→ **Short task A**
Reproduce the records word for word, starting at their first line and ending at the line that contains "body-text: , Lipsiae 1964".

Conservative conference: pick up the pace, or pick up the pieces?
Greg Barker, the UK's Energy and Climate Change minister, has been doing the media rounds today in response to the IPCC report.
Barker said on the BBC's Daily Politics show (and presumably elsewhere - he's been almost omnipresent) that "Government has a record of solid action [on climate change], the rest of the world needs to pick up the pace".
The second half of that is uncontroversial. Friends of the Earth agrees that all nations need to join together to tackle the unprecedented challenge of curbing global emissions to avoid the worst impacts of a warming planet.
But you can hardly expect to have any credibility calling for this on the international stage without some evidence that you're stepping up at home. The former diplomat and UK's chief climate change negotiator, John Ashton CBE, said as much in a highly revealing speech hosted by Friends of the Earth earlier this year.
And that's where I take issue with Barker's statement. I don't agree that this Government has a record of solid action on climate change. (Neither, recently, did a collection of seven leading UK environmental charities)

→ **Data to process**
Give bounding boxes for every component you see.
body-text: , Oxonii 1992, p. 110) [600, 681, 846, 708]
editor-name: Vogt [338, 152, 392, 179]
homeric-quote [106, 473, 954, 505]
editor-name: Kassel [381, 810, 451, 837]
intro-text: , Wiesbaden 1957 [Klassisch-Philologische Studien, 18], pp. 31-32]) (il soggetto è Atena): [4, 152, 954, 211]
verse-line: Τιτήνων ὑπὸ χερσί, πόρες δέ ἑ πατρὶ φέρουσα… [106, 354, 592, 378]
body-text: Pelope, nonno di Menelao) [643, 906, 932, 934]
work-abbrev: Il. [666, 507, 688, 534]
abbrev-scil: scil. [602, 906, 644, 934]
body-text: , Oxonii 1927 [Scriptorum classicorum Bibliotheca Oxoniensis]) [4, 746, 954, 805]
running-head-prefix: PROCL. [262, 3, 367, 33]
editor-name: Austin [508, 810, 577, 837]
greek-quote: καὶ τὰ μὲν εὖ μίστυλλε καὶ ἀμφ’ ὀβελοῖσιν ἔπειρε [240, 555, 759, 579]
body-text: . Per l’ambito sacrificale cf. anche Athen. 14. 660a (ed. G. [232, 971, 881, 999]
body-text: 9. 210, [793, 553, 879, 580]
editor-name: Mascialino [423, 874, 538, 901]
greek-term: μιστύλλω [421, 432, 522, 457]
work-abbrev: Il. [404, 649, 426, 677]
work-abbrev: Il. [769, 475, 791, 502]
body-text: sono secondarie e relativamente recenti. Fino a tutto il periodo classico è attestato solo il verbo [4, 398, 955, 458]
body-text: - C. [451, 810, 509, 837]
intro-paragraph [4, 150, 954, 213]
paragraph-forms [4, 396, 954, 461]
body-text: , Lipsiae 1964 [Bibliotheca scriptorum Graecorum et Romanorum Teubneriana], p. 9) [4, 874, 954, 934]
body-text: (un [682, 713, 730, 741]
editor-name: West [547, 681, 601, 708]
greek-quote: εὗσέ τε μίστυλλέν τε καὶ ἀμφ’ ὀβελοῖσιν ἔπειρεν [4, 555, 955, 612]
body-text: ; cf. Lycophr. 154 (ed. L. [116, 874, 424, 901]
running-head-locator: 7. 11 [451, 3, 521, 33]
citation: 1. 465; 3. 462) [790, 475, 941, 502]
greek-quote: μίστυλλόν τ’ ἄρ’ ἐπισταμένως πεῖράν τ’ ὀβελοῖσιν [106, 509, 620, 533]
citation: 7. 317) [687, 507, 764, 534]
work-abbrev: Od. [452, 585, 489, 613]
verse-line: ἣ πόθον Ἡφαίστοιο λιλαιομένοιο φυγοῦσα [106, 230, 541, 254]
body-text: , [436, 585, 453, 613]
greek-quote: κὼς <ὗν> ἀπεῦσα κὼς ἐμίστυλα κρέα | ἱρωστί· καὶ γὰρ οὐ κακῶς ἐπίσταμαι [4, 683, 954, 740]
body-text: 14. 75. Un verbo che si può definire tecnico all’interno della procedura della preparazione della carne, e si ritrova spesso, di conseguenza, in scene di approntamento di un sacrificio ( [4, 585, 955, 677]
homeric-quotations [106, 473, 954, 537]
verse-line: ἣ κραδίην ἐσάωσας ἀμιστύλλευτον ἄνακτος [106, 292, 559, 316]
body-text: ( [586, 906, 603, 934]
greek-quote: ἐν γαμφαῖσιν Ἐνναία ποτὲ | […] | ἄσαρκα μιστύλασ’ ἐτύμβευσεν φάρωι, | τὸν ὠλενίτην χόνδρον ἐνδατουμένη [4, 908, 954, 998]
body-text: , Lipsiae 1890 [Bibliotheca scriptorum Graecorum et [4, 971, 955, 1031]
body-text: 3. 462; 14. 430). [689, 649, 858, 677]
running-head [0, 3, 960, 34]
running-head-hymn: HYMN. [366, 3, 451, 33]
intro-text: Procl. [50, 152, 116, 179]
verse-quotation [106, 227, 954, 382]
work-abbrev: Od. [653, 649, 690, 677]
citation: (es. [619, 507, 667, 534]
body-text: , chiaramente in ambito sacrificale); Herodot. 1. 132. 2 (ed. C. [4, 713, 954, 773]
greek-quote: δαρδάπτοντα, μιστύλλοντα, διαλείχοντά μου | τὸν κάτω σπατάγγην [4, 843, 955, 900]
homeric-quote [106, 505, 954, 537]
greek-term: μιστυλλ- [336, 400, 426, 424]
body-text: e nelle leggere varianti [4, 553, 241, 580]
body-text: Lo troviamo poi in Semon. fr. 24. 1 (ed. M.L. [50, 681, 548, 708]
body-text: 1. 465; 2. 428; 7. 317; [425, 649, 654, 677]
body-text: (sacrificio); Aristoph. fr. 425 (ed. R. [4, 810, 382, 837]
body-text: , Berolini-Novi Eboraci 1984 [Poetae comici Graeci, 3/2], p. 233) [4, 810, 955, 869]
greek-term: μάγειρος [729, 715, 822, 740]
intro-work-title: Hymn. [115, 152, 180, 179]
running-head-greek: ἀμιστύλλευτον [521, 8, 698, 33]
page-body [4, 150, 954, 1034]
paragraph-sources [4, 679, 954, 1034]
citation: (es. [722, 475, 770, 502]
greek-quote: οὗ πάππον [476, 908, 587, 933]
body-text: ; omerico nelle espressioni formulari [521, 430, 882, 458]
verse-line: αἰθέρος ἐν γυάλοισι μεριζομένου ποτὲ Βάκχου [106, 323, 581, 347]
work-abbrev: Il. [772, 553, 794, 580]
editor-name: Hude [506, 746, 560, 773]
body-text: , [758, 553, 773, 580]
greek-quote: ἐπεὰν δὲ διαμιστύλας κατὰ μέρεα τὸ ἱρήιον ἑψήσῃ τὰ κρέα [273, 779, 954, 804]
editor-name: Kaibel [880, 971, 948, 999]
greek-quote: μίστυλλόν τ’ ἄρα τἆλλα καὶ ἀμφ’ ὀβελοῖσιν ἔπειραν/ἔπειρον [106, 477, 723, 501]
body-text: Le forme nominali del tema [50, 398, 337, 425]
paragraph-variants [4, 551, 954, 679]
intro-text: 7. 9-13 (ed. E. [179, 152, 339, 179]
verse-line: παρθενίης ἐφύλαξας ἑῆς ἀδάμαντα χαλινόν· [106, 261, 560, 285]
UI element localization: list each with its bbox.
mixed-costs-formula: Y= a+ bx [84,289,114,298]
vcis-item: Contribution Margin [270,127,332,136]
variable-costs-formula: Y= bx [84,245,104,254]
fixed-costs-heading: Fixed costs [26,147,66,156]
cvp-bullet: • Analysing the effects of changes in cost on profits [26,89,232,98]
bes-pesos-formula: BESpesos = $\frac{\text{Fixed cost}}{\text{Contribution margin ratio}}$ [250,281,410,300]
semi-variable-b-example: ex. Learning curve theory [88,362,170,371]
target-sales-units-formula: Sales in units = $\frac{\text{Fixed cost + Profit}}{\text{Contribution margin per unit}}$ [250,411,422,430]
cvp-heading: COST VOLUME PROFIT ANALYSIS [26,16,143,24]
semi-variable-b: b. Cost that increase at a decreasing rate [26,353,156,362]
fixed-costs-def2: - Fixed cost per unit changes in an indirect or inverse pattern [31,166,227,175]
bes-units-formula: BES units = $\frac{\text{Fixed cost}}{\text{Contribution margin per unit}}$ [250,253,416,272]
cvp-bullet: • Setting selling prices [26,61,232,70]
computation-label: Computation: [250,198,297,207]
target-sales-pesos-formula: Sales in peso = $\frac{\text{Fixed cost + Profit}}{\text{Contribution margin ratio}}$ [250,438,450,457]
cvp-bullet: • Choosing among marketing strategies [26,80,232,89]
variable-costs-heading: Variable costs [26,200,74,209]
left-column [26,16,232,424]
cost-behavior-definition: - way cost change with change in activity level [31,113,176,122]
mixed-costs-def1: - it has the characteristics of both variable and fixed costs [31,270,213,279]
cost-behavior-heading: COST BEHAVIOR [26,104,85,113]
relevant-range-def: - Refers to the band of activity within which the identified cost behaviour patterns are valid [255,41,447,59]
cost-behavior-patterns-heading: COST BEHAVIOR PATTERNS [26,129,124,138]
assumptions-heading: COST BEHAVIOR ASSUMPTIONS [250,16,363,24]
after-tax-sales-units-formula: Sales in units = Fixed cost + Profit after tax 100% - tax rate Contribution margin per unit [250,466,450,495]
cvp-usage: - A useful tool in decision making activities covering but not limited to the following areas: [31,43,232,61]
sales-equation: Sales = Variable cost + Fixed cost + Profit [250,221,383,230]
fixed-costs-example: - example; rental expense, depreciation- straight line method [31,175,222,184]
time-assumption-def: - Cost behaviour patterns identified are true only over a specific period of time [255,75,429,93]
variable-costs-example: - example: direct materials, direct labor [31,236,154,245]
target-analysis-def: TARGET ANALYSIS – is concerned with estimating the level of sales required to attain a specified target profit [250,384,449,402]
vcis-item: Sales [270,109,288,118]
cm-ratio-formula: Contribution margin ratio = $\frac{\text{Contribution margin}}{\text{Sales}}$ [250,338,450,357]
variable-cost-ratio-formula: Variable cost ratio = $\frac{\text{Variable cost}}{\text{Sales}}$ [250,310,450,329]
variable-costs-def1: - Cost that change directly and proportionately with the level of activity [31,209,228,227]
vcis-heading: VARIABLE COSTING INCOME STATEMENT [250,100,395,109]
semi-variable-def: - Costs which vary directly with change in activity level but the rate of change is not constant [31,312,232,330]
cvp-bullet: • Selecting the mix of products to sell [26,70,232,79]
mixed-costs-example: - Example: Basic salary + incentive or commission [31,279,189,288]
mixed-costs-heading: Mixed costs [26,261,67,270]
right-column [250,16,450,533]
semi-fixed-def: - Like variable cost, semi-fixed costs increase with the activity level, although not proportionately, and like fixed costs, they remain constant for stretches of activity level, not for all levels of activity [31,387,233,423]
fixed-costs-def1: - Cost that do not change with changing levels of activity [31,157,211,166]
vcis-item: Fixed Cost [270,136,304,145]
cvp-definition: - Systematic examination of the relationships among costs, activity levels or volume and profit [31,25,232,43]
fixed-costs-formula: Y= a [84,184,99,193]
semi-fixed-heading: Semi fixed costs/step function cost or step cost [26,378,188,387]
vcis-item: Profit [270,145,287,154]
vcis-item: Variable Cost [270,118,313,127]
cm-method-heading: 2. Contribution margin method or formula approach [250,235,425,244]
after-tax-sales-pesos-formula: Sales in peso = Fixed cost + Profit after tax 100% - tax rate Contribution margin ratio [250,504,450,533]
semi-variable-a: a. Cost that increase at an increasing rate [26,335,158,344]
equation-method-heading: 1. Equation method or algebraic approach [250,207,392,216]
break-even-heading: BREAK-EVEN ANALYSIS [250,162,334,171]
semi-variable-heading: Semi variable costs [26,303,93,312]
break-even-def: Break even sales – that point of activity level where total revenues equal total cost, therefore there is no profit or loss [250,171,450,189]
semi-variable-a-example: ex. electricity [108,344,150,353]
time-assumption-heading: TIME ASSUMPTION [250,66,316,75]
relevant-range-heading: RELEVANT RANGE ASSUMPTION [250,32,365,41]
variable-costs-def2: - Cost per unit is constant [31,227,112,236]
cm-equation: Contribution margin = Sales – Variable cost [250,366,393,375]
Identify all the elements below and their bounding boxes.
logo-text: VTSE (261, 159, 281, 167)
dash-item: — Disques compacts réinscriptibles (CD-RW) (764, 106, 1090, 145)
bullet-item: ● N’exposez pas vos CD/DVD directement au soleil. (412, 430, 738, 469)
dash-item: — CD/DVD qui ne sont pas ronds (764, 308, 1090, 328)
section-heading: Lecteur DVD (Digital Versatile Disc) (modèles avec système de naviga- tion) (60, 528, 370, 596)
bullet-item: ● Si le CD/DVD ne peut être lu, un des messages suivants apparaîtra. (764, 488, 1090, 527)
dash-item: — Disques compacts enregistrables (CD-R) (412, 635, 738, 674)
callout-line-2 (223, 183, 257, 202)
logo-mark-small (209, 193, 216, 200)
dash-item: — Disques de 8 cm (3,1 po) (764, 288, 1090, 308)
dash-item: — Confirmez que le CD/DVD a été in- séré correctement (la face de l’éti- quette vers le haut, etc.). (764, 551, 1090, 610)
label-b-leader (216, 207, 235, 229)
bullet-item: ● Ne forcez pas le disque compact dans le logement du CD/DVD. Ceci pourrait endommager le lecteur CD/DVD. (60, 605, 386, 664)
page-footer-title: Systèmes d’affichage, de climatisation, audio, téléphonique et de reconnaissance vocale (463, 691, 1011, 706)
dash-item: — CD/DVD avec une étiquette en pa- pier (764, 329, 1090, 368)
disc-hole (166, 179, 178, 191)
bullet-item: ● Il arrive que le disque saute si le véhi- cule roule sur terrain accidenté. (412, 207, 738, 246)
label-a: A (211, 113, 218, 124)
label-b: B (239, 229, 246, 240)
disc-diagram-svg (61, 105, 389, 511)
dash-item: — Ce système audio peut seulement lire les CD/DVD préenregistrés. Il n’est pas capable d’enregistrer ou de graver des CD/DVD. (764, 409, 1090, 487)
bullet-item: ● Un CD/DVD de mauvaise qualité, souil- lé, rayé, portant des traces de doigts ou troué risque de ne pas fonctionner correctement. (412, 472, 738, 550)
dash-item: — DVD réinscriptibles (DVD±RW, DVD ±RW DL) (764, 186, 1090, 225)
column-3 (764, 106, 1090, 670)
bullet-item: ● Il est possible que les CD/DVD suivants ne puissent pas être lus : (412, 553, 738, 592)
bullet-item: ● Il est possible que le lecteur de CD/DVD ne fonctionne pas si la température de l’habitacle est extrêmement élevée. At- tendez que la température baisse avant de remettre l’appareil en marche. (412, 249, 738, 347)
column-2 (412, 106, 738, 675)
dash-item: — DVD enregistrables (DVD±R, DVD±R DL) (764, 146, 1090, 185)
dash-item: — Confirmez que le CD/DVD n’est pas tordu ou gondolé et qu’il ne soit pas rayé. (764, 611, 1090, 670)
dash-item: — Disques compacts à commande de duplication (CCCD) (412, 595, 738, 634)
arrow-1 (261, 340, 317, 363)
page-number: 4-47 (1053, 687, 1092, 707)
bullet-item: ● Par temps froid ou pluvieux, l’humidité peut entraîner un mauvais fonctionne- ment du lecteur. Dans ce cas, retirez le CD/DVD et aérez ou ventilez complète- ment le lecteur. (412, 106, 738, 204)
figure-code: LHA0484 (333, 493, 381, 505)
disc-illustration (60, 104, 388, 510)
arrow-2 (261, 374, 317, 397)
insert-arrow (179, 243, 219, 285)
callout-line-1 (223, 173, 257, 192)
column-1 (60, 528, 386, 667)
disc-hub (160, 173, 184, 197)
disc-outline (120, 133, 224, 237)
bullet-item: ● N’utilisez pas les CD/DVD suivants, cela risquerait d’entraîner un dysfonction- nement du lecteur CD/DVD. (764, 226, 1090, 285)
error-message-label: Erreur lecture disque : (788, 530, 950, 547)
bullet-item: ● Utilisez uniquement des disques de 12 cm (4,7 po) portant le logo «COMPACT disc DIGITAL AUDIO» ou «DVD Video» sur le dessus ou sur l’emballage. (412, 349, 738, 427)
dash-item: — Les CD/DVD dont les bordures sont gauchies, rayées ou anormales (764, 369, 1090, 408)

→ **Short task B**
Transcribe the post on the Conservative conference and climate change word for word, starting at "Greg Barker, the" and ending at "a warming planet.".

→ **Task answer A**
Give bounding boxes for every component you see.
body-text: , Oxonii 1992, p. 110) [600, 681, 846, 708]
editor-name: Vogt [338, 152, 392, 179]
homeric-quote [106, 473, 954, 505]
editor-name: Kassel [381, 810, 451, 837]
intro-text: , Wiesbaden 1957 [Klassisch-Philologische Studien, 18], pp. 31-32]) (il soggetto è Atena): [4, 152, 954, 211]
verse-line: Τιτήνων ὑπὸ χερσί, πόρες δέ ἑ πατρὶ φέρουσα… [106, 354, 592, 378]
body-text: Pelope, nonno di Menelao) [643, 906, 932, 934]
work-abbrev: Il. [666, 507, 688, 534]
abbrev-scil: scil. [602, 906, 644, 934]
body-text: , Oxonii 1927 [Scriptorum classicorum Bibliotheca Oxoniensis]) [4, 746, 954, 805]
running-head-prefix: PROCL. [262, 3, 367, 33]
editor-name: Austin [508, 810, 577, 837]
greek-quote: καὶ τὰ μὲν εὖ μίστυλλε καὶ ἀμφ’ ὀβελοῖσιν ἔπειρε [240, 555, 759, 579]
body-text: . Per l’ambito sacrificale cf. anche Athen. 14. 660a (ed. G. [232, 971, 881, 999]
body-text: 9. 210, [793, 553, 879, 580]
editor-name: Mascialino [423, 874, 538, 901]
greek-term: μιστύλλω [421, 432, 522, 457]
work-abbrev: Il. [404, 649, 426, 677]
work-abbrev: Il. [769, 475, 791, 502]
body-text: sono secondarie e relativamente recenti. Fino a tutto il periodo classico è attestato solo il verbo [4, 398, 955, 458]
body-text: - C. [451, 810, 509, 837]
intro-paragraph [4, 150, 954, 213]
paragraph-forms [4, 396, 954, 461]
body-text: , Lipsiae 1964 [Bibliotheca scriptorum Graecorum et Romanorum Teubneriana], p. 9) [4, 874, 954, 934]

→ **Task answer B**
Greg Barker, the UK's Energy and Climate Change minister, has been doing the media rounds today in response to the IPCC report.
Barker said on the BBC's Daily Politics show (and presumably elsewhere - he's been almost omnipresent) that "Government has a record of solid action [on climate change], the rest of the world needs to pick up the pace".
The second half of that is uncontroversial. Friends of the Earth agrees that all nations need to join together to tackle the unprecedented challenge of curbing global emissions to avoid the worst impacts of a warming planet.